- **DO THIS**: Search the data below for the word "petitioner" and copy each line that holds it.

==== MATERIAL SUPPLIED ====

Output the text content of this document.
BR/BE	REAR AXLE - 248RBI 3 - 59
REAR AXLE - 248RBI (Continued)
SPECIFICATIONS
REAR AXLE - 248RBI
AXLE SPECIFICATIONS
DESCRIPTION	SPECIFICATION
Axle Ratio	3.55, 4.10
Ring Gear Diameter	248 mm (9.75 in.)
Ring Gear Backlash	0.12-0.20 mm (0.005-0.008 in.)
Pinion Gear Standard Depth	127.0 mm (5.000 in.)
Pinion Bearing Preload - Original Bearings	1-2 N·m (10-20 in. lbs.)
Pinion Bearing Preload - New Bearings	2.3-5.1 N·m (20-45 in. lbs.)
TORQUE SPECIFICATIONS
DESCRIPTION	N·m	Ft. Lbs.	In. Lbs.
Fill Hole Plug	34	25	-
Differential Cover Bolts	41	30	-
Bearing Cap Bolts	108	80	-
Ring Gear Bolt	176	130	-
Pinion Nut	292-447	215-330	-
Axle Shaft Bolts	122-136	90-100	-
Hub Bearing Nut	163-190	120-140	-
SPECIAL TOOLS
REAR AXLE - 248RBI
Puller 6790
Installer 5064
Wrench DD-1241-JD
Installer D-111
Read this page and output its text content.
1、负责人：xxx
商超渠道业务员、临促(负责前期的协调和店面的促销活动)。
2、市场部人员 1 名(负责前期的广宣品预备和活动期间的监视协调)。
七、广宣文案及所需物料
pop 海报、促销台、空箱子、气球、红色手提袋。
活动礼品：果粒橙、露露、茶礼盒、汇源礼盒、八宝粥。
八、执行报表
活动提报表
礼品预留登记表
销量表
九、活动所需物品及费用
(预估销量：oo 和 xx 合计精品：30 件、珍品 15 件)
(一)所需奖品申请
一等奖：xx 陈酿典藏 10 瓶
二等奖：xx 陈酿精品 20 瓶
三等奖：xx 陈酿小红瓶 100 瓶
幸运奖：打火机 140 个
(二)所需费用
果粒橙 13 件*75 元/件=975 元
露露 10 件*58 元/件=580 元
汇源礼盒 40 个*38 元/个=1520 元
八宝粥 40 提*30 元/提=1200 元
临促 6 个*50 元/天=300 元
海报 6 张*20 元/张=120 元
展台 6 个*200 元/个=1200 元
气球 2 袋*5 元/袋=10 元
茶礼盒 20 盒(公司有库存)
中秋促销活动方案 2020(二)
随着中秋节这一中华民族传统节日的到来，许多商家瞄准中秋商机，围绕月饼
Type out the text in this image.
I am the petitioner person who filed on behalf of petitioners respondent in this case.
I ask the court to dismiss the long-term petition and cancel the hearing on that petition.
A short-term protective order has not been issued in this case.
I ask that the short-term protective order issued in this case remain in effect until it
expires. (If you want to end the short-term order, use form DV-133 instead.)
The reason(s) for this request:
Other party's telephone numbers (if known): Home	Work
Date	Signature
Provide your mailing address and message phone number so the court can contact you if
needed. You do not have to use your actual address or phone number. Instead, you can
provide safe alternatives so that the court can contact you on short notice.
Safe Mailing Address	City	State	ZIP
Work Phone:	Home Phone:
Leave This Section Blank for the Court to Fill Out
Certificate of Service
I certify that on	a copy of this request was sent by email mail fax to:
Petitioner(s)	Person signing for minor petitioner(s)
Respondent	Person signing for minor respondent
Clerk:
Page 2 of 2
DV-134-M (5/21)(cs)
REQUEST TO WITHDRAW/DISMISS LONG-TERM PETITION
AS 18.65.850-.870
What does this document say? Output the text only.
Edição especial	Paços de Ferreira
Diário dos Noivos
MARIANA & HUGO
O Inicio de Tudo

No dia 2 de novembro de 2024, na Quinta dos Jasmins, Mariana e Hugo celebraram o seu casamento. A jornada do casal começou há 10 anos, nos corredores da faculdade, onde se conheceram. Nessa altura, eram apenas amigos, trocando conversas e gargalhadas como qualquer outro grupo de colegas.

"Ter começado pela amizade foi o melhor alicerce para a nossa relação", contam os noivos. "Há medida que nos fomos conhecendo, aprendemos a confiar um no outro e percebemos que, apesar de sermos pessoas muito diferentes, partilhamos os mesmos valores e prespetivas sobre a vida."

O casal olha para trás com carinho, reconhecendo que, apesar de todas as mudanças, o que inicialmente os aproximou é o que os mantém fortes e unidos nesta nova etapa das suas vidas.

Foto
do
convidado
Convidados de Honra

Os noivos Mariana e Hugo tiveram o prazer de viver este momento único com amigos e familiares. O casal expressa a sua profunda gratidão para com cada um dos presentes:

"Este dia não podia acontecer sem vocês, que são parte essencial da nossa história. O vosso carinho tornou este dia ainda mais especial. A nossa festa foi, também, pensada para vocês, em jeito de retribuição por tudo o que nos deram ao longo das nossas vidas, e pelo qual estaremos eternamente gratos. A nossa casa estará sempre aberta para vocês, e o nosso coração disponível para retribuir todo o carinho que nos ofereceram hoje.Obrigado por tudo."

====

- **WRITTEN ANSWER**:
I am the petitioner person who filed on behalf of petitioners respondent in this case.
Petitioner(s)	Person signing for minor petitioner(s)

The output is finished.